--- start RECORDS FOR THIS EXERCISE ---

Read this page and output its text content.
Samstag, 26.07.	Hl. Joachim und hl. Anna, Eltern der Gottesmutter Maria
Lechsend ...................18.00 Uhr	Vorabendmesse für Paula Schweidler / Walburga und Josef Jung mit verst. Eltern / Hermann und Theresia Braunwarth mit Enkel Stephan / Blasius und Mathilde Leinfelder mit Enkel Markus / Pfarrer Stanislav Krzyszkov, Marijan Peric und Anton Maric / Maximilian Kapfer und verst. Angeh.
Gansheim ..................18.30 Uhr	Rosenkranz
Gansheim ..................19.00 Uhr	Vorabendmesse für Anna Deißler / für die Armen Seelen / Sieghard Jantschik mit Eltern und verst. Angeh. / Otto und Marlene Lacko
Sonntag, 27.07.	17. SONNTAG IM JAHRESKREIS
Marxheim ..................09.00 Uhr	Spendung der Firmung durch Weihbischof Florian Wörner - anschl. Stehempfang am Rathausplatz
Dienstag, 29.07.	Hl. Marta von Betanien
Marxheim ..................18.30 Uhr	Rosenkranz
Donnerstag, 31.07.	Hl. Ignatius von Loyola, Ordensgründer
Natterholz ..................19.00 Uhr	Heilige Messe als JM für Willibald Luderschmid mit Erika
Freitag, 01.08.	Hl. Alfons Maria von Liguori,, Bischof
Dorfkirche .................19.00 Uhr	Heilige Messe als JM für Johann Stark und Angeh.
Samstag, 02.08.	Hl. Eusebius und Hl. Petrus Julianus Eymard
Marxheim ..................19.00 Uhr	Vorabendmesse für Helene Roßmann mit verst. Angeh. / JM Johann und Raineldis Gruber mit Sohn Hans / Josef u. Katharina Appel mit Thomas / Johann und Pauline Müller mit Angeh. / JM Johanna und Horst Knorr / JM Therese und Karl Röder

--- end RECORDS FOR THIS EXERCISE ---

# [DIRECTIVE]
Reproduce the listing above verbatim, from first line to last.

# [COMPLETE ANSWER]
Read this page and output its text content.
Samstag, 26.07.	Hl. Joachim und hl. Anna, Eltern der Gottesmutter Maria
Lechsend ...................18.00 Uhr	Vorabendmesse für Paula Schweidler / Walburga und Josef Jung mit verst. Eltern / Hermann und Theresia Braunwarth mit Enkel Stephan / Blasius und Mathilde Leinfelder mit Enkel Markus / Pfarrer Stanislav Krzyszkov, Marijan Peric und Anton Maric / Maximilian Kapfer und verst. Angeh.
Gansheim ..................18.30 Uhr	Rosenkranz
Gansheim ..................19.00 Uhr	Vorabendmesse für Anna Deißler / für die Armen Seelen / Sieghard Jantschik mit Eltern und verst. Angeh. / Otto und Marlene Lacko
Sonntag, 27.07.	17. SONNTAG IM JAHRESKREIS
Marxheim ..................09.00 Uhr	Spendung der Firmung durch Weihbischof Florian Wörner - anschl. Stehempfang am Rathausplatz
Dienstag, 29.07.	Hl. Marta von Betanien
Marxheim ..................18.30 Uhr	Rosenkranz
Donnerstag, 31.07.	Hl. Ignatius von Loyola, Ordensgründer
Natterholz ..................19.00 Uhr	Heilige Messe als JM für Willibald Luderschmid mit Erika
Freitag, 01.08.	Hl. Alfons Maria von Liguori,, Bischof
Dorfkirche .................19.00 Uhr	Heilige Messe als JM für Johann Stark und Angeh.
Samstag, 02.08.	Hl. Eusebius und Hl. Petrus Julianus Eymard
Marxheim ..................19.00 Uhr	Vorabendmesse für Helene Roßmann mit verst. Angeh. / JM Johann und Raineldis Gruber mit Sohn Hans / Josef u. Katharina Appel mit Thomas / Johann und Pauline Müller mit Angeh. / JM Johanna und Horst Knorr / JM Therese und Karl Röder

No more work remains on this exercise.